* BEGIN *
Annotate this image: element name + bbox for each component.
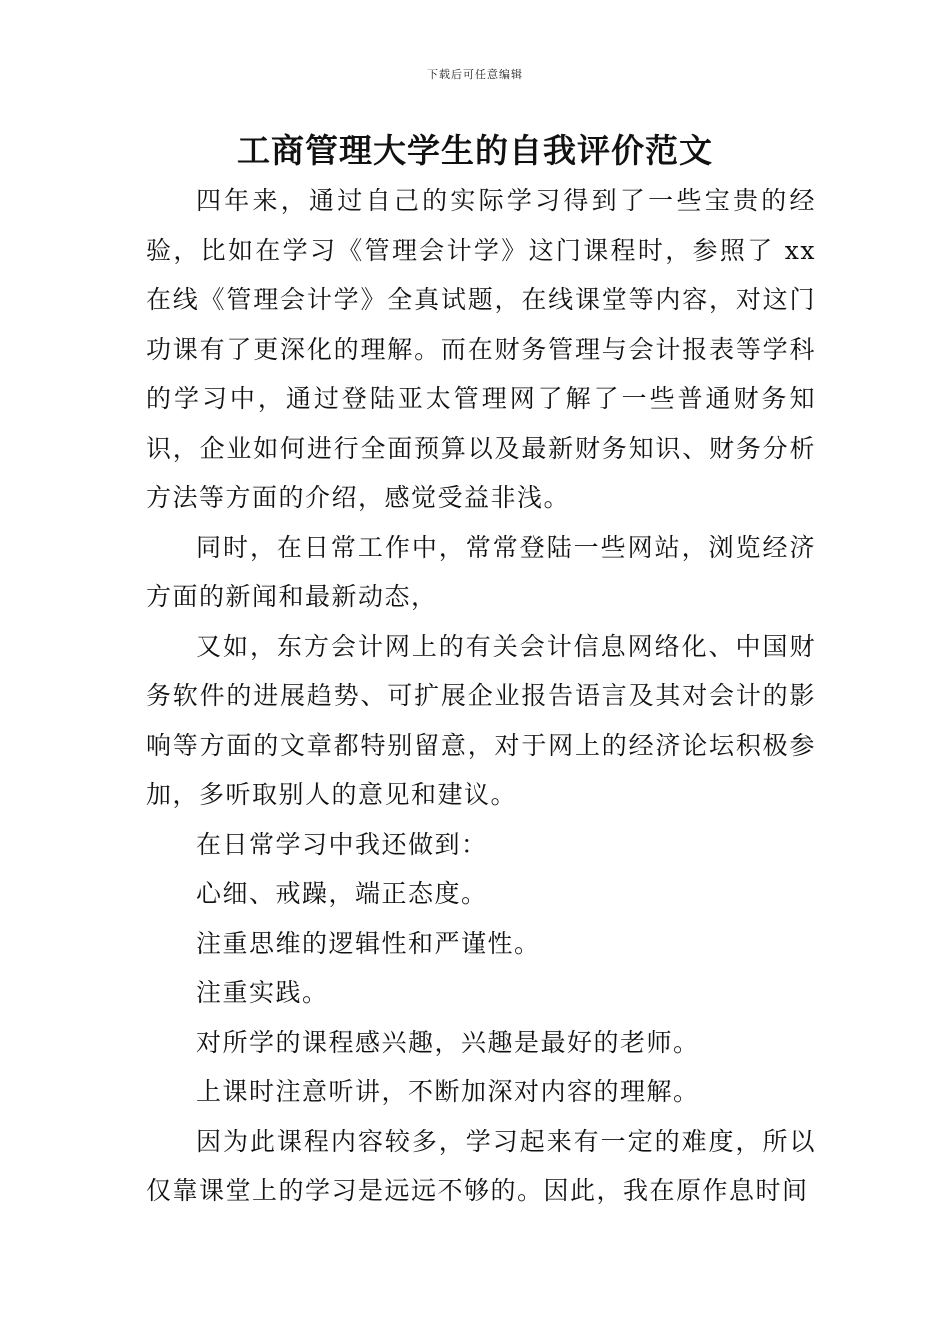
list-item: 上课时注意听讲，不断加深对内容的理解。: [196, 1077, 700, 1106]
paragraph-accounting-web: 又如，东方会计网上的有关会计信息网络化、中国财务软件的进展趋势、可扩展企业报告语言及其对会计的影响等方面的文章都特别留意，对于网上的经济论坛积极参加，多听取别人的意见和建议。: [146, 631, 816, 809]
paragraph-experience: 四年来，通过自己的实际学习得到了一些宝贵的经验，比如在学习《管理会计学》这门课程时，参照了 xx 在线《管理会计学》全真试题，在线课堂等内容，对这门功课有了更深化的理解。而在财务管理与会计报表等学科的学习中，通过登陆亚太管理网了解了一些普通财务知识，企业如何进行全面预算以及最新财务知识、财务分析方法等方面的介绍，感觉受益非浅。: [146, 186, 816, 512]
list-intro: 在日常学习中我还做到：: [196, 829, 488, 859]
paragraph-daily-work: 同时，在日常工作中，常常登陆一些网站，浏览经济方面的新闻和最新动态，: [146, 532, 816, 611]
list-item: 心细、戒躁，端正态度。: [196, 879, 488, 908]
header-note: 下载后可任意编辑: [427, 68, 523, 81]
paragraph-closing: 因为此课程内容较多，学习起来有一定的难度，所以仅靠课堂上的学习是远远不够的。因此，我在原作息时间: [146, 1126, 816, 1205]
document-title: 工商管理大学生的自我评价范文: [237, 131, 713, 170]
list-item: 注重思维的逻辑性和严谨性。: [196, 928, 541, 958]
list-item: 注重实践。: [196, 978, 329, 1007]
list-item: 对所学的课程感兴趣，兴趣是最好的老师。: [196, 1027, 700, 1057]
document-body: [146, 176, 816, 1216]
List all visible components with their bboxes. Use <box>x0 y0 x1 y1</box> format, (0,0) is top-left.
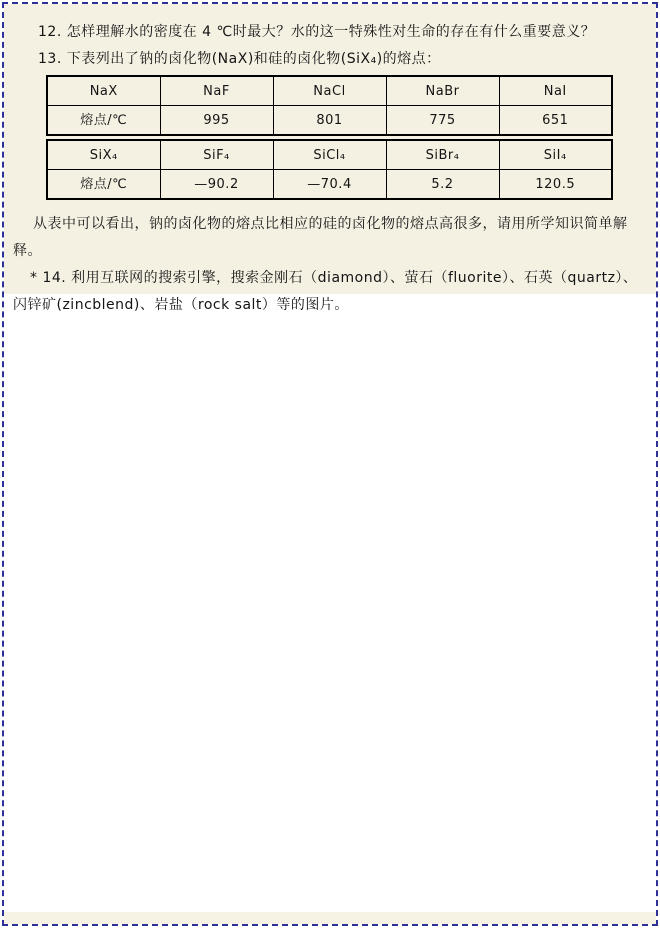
silicon-halide-table <box>46 139 613 200</box>
table-note: 从表中可以看出，钠的卤化物的熔点比相应的硅的卤化物的熔点高很多，请用所学知识简单解释。 <box>13 216 628 259</box>
cell-sicl4: SiCl₄ <box>273 140 386 170</box>
cell-nabr: NaBr <box>386 76 499 106</box>
table-row <box>47 76 612 106</box>
bottom-paper-strip <box>4 912 656 924</box>
cell-six4: SiX₄ <box>47 140 160 170</box>
cell-mp-naf: 995 <box>160 106 273 136</box>
sodium-halide-table <box>46 75 613 136</box>
cell-nai: NaI <box>499 76 612 106</box>
cell-sibr4: SiBr₄ <box>386 140 499 170</box>
cell-naf: NaF <box>160 76 273 106</box>
cell-mp-nacl: 801 <box>273 106 386 136</box>
exercise-paper <box>4 4 656 313</box>
cell-nacl: NaCl <box>273 76 386 106</box>
table-row <box>47 140 612 170</box>
table-row <box>47 106 612 136</box>
cell-melting-label-si: 熔点/℃ <box>47 170 160 200</box>
table-row <box>47 170 612 200</box>
worksheet-page <box>2 2 658 926</box>
cell-mp-sibr4: 5.2 <box>386 170 499 200</box>
cell-mp-nabr: 775 <box>386 106 499 136</box>
cell-sii4: SiI₄ <box>499 140 612 170</box>
question-12: 12. 怎样理解水的密度在 4 ℃时最大？水的这一特殊性对生命的存在有什么重要意义？ <box>38 24 596 40</box>
cell-mp-sii4: 120.5 <box>499 170 612 200</box>
cell-mp-nai: 651 <box>499 106 612 136</box>
melting-point-tables <box>46 75 613 200</box>
cell-melting-label-na: 熔点/℃ <box>47 106 160 136</box>
question-14: * 14. 利用互联网的搜索引擎，搜索金刚石（diamond）、萤石（fluorite）、石英（quartz）、闪锌矿(zincblend)、岩盐（rock salt）等的图片。 <box>13 270 638 313</box>
question-13-intro: 13. 下表列出了钠的卤化物(NaX)和硅的卤化物(SiX₄)的熔点： <box>38 51 441 67</box>
cell-sif4: SiF₄ <box>160 140 273 170</box>
cell-mp-sicl4: —70.4 <box>273 170 386 200</box>
cell-mp-sif4: —90.2 <box>160 170 273 200</box>
cell-nax: NaX <box>47 76 160 106</box>
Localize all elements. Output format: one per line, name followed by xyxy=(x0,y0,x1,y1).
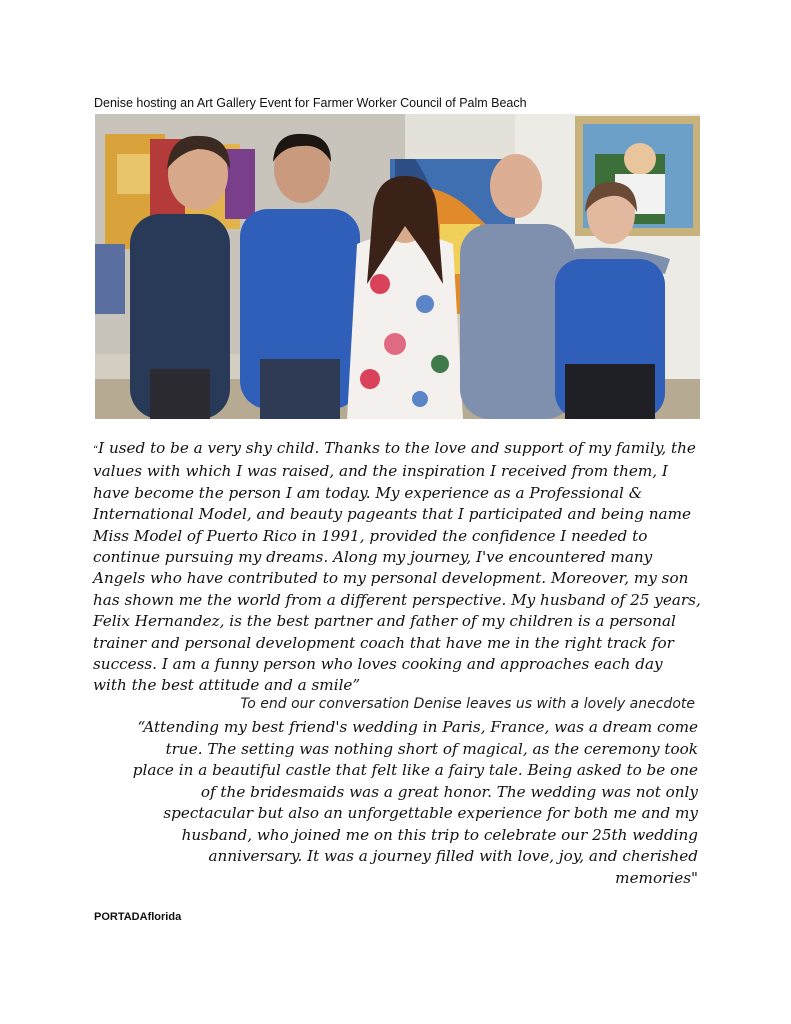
anecdote-lead-in: To end our conversation Denise leaves us with a lovely anecdote xyxy=(240,696,695,712)
group-photo-image xyxy=(95,114,700,419)
anecdote-quote: “Attending my best friend's wedding in Paris, France, was a dream come true. The setting was nothing short of magical, as the ceremony took place in a beautiful castle that felt like a fairy tale. Being asked to be one of the bridesmaids was a great honor. The wedding was not only spectacular but also an unforgettable experience for both me and my husband, who joined me on this trip to celebrate our 25th wedding anniversary. It was a journey filled with love, joy, and cherished memories" xyxy=(132,718,698,887)
group-photo xyxy=(95,114,700,419)
testimonial-quote xyxy=(93,438,701,697)
quote-open-mark: “ xyxy=(93,445,99,456)
photo-caption: Denise hosting an Art Gallery Event for Farmer Worker Council of Palm Beach xyxy=(94,96,527,110)
quote-text: I used to be a very shy child. Thanks to the love and support of my family, the values with which I was raised, and the inspiration I received from them, I have become the person I am today. My experience as a Professional & International Model, and beauty pageants that I participated and being name Miss Model of Puerto Rico in 1991, provided the confidence I needed to continue pursuing my dreams. Along my journey, I've encountered many Angels who have contributed to my personal development. Moreover, my son has shown me the world from a different perspective. My husband of 25 years, Felix Hernandez, is the best partner and father of my children is a personal trainer and personal development coach that have me in the right track for success. I am a funny person who loves cooking and approaches each day with the best attitude and a smile” xyxy=(93,439,701,695)
publication-footer: PORTADAflorida xyxy=(94,911,182,923)
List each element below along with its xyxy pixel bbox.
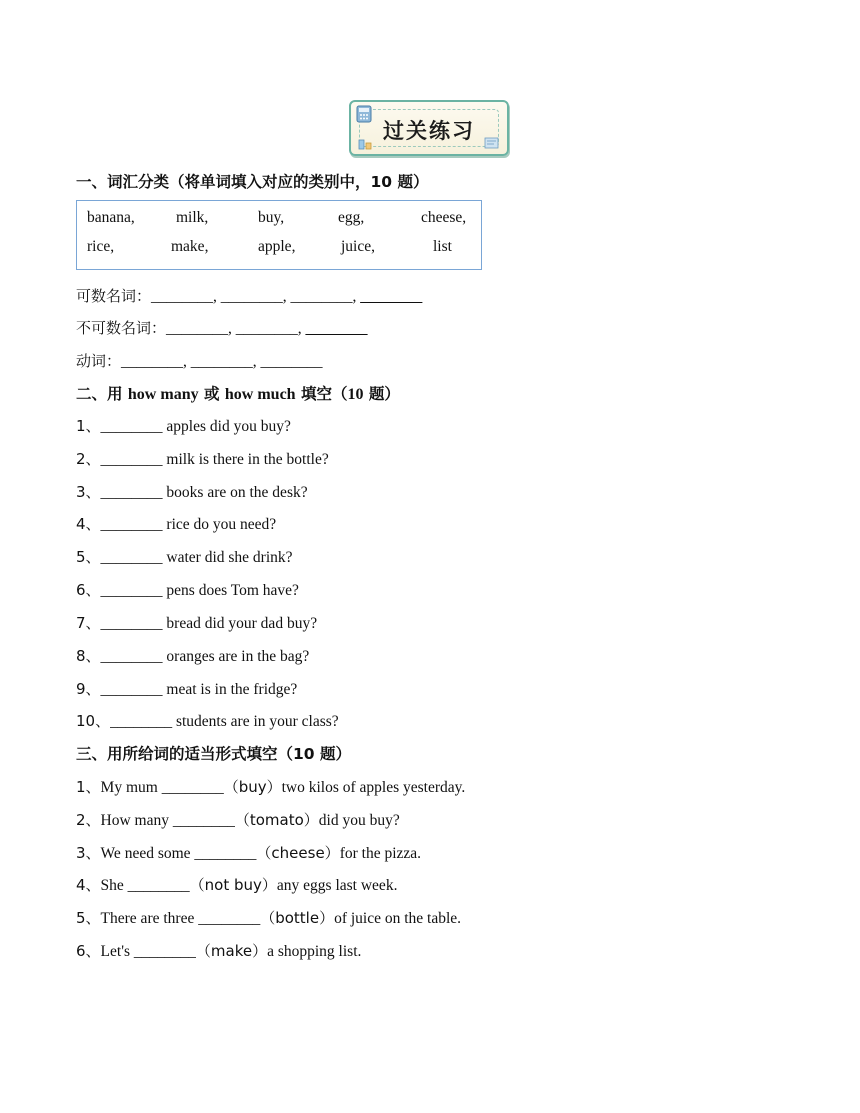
word-bank-word: make, — [171, 238, 209, 255]
word-bank-box — [76, 200, 482, 270]
question-number: 1、 — [76, 778, 101, 796]
section2-heading-mid: 或 — [198, 385, 225, 403]
question-number: 8、 — [76, 647, 101, 665]
word-hint: （make） — [195, 942, 268, 960]
question-number: 2、 — [76, 811, 101, 829]
question-text: ________ oranges are in the bag? — [100, 648, 310, 665]
section2-heading-num: 10 — [347, 386, 364, 403]
question-item — [76, 842, 421, 863]
question-item — [76, 907, 461, 928]
question-text: of juice on the table. — [334, 910, 462, 927]
word-hint: （not buy） — [189, 876, 277, 894]
word-bank-word: list — [433, 238, 452, 255]
verbs-line — [76, 350, 323, 371]
question-item — [76, 874, 397, 895]
question-text: Let's ________ — [100, 943, 196, 960]
question-item — [76, 579, 299, 600]
title-badge — [349, 100, 509, 156]
question-item — [76, 612, 317, 633]
question-item — [76, 513, 276, 534]
question-text: ________ students are in your class? — [110, 713, 339, 730]
countable-blanks: ________, ________, ________, — [151, 288, 361, 305]
word-bank-word: banana, — [87, 209, 135, 226]
verb-blanks: ________, ________, ________ — [121, 353, 323, 370]
question-number: 5、 — [76, 909, 101, 927]
question-number: 6、 — [76, 942, 101, 960]
word-hint: （buy） — [223, 778, 282, 796]
question-text: a shopping list. — [267, 943, 362, 960]
question-text: ________ pens does Tom have? — [100, 582, 299, 599]
question-text: ________ rice do you need? — [100, 516, 277, 533]
question-item — [76, 448, 329, 469]
question-item — [76, 546, 293, 567]
uncountable-last-blank: ________ — [305, 320, 368, 337]
question-item — [76, 809, 400, 830]
question-item — [76, 645, 309, 666]
question-number: 6、 — [76, 581, 101, 599]
question-text: ________ milk is there in the bottle? — [100, 451, 329, 468]
word-bank-word: milk, — [176, 209, 209, 226]
word-bank-word: apple, — [258, 238, 296, 255]
question-number: 9、 — [76, 680, 101, 698]
question-item — [76, 940, 361, 961]
question-number: 3、 — [76, 844, 101, 862]
question-text: ________ bread did your dad buy? — [100, 615, 318, 632]
badge-title: 过关练习 — [383, 119, 475, 143]
word-hint: （tomato） — [234, 811, 319, 829]
question-number: 4、 — [76, 876, 101, 894]
question-item — [76, 776, 465, 797]
question-number: 3、 — [76, 483, 101, 501]
section2-heading-post: 填空（ — [295, 385, 348, 403]
question-item — [76, 481, 308, 502]
question-text: How many ________ — [100, 812, 235, 829]
word-bank-word: juice, — [341, 238, 375, 255]
section1-heading: 一、词汇分类（将单词填入对应的类别中，10 题） — [76, 173, 429, 191]
question-text: ________ meat is in the fridge? — [100, 681, 298, 698]
word-bank-word: cheese, — [421, 209, 467, 226]
question-text: ________ apples did you buy? — [100, 418, 291, 435]
question-text: did you buy? — [318, 812, 400, 829]
question-number: 4、 — [76, 515, 101, 533]
question-number: 7、 — [76, 614, 101, 632]
question-text: for the pizza. — [339, 845, 422, 862]
uncountable-blanks: ________, ________, — [166, 320, 306, 337]
question-text: She ________ — [100, 877, 190, 894]
question-number: 10、 — [76, 712, 111, 730]
section2-heading — [76, 382, 400, 404]
section2-heading-end: 题） — [363, 385, 400, 403]
verb-label: 动词： — [76, 352, 122, 370]
uncountable-nouns-line — [76, 317, 368, 338]
countable-last-blank: ________ — [360, 288, 423, 305]
question-text: any eggs last week. — [276, 877, 398, 894]
section2-heading-pre: 二、用 — [76, 385, 128, 403]
uncountable-label: 不可数名词： — [76, 319, 167, 337]
question-number: 2、 — [76, 450, 101, 468]
section2-heading-how-much: how much — [224, 386, 296, 403]
question-text: two kilos of apples yesterday. — [281, 779, 466, 796]
question-item — [76, 710, 339, 731]
word-hint: （cheese） — [256, 844, 340, 862]
section2-heading-how-many: how many — [127, 386, 199, 403]
question-text: My mum ________ — [100, 779, 224, 796]
word-bank-word: buy, — [258, 209, 285, 226]
countable-label: 可数名词： — [76, 287, 152, 305]
question-number: 5、 — [76, 548, 101, 566]
word-bank-word: egg, — [338, 209, 365, 226]
question-text: We need some ________ — [100, 845, 257, 862]
section3-heading: 三、用所给词的适当形式填空（10 题） — [76, 745, 351, 763]
word-bank-word: rice, — [87, 238, 115, 255]
question-item — [76, 415, 291, 436]
question-item — [76, 678, 297, 699]
question-text: ________ books are on the desk? — [100, 484, 308, 501]
question-number: 1、 — [76, 417, 101, 435]
word-hint: （bottle） — [260, 909, 335, 927]
countable-nouns-line — [76, 285, 422, 306]
question-text: There are three ________ — [100, 910, 261, 927]
question-text: ________ water did she drink? — [100, 549, 293, 566]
* END *
* THE PROBLEM
Reproduce the lines of the listing above, everything from the line containing "word-bank-word: make, — [171, 238, 209, 255]" down to the line containing "verbs-line — [76, 350, 323, 371]", including both of those lines, without any changes.

* CORRECT OUTPUT
word-bank-word: make, — [171, 238, 209, 255]
word-bank-box — [76, 200, 482, 270]
question-number: 1、 — [76, 778, 101, 796]
section2-heading-mid: 或 — [198, 385, 225, 403]
question-number: 8、 — [76, 647, 101, 665]
word-hint: （make） — [195, 942, 268, 960]
question-number: 2、 — [76, 811, 101, 829]
question-text: ________ oranges are in the bag? — [100, 648, 310, 665]
section2-heading-num: 10 — [347, 386, 364, 403]
question-item — [76, 842, 421, 863]
question-item — [76, 907, 461, 928]
question-text: of juice on the table. — [334, 910, 462, 927]
word-hint: （not buy） — [189, 876, 277, 894]
word-bank-word: list — [433, 238, 452, 255]
verbs-line — [76, 350, 323, 371]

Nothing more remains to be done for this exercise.